(Data records)
>>>>>

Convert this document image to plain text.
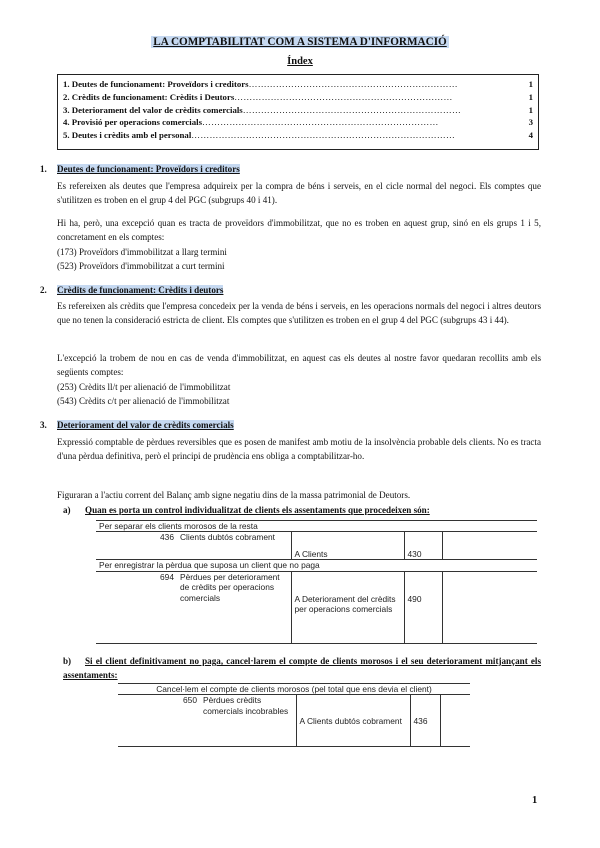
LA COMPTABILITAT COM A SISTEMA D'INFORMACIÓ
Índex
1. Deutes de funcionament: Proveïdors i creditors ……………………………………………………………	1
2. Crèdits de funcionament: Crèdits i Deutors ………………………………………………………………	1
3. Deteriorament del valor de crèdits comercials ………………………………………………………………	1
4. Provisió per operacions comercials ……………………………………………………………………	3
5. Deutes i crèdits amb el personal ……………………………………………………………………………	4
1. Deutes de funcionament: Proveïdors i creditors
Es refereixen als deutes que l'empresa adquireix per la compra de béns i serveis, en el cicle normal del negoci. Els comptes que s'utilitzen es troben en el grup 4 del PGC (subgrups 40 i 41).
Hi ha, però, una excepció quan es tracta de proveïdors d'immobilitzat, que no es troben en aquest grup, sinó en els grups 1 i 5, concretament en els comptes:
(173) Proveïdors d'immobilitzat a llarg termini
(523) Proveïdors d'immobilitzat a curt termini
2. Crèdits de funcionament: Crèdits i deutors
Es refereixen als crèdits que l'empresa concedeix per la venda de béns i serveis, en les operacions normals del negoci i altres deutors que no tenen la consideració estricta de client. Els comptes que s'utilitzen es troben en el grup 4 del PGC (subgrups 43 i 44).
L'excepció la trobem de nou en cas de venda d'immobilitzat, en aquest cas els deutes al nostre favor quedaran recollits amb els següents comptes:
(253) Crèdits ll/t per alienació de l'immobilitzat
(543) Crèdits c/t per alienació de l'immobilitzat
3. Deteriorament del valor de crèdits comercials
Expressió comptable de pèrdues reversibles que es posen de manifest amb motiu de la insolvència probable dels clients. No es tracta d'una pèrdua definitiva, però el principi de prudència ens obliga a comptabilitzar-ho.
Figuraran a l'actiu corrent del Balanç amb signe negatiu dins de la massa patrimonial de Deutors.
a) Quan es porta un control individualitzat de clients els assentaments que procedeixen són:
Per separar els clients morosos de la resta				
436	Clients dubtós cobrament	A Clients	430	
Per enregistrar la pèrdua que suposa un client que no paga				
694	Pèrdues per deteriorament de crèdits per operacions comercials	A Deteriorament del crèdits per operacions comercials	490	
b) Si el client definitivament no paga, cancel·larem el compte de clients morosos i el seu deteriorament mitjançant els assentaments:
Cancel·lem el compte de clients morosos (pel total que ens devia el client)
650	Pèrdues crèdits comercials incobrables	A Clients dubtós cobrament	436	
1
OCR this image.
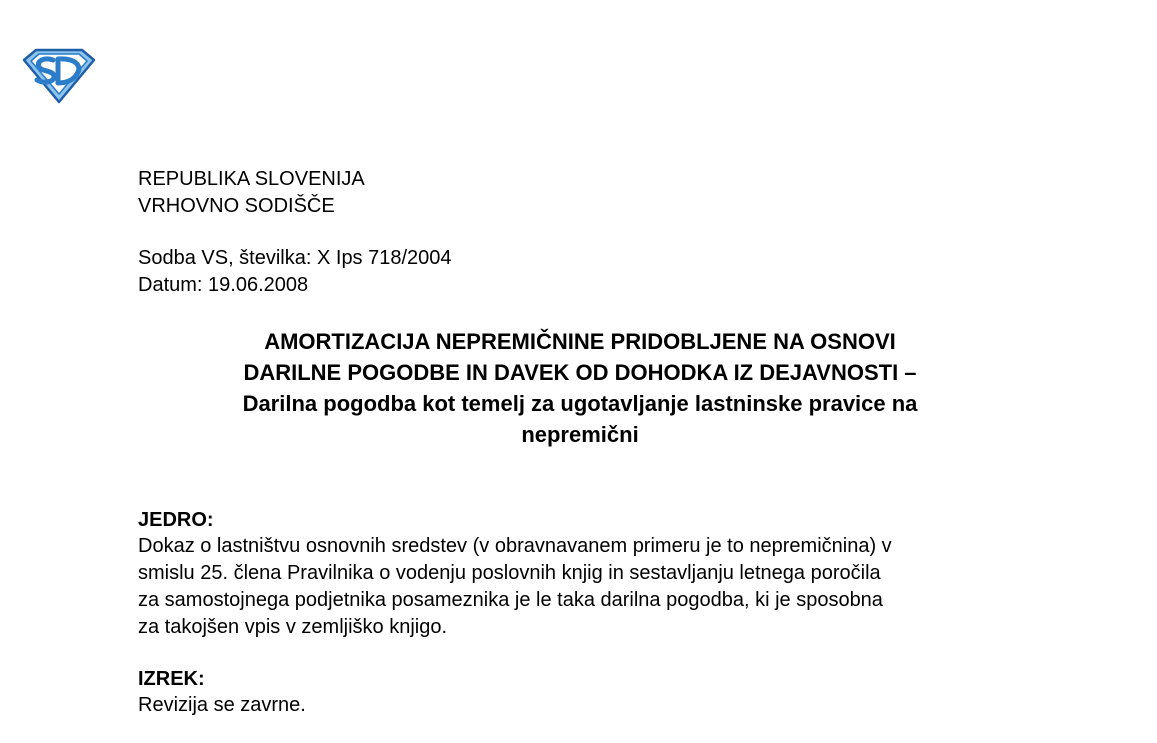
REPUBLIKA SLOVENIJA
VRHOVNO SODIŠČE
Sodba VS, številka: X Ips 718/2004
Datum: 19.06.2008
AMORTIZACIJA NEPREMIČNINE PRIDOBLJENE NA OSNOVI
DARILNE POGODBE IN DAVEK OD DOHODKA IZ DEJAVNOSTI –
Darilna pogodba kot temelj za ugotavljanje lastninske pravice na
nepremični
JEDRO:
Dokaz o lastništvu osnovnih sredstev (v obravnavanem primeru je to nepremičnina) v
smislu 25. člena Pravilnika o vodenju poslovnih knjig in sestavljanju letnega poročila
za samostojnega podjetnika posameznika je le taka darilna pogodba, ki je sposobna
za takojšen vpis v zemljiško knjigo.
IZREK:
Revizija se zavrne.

<<<<<

**Required task:** Find how many of the lines above have the word "immobilitzat" in them. State only that number.

**Final result:** 6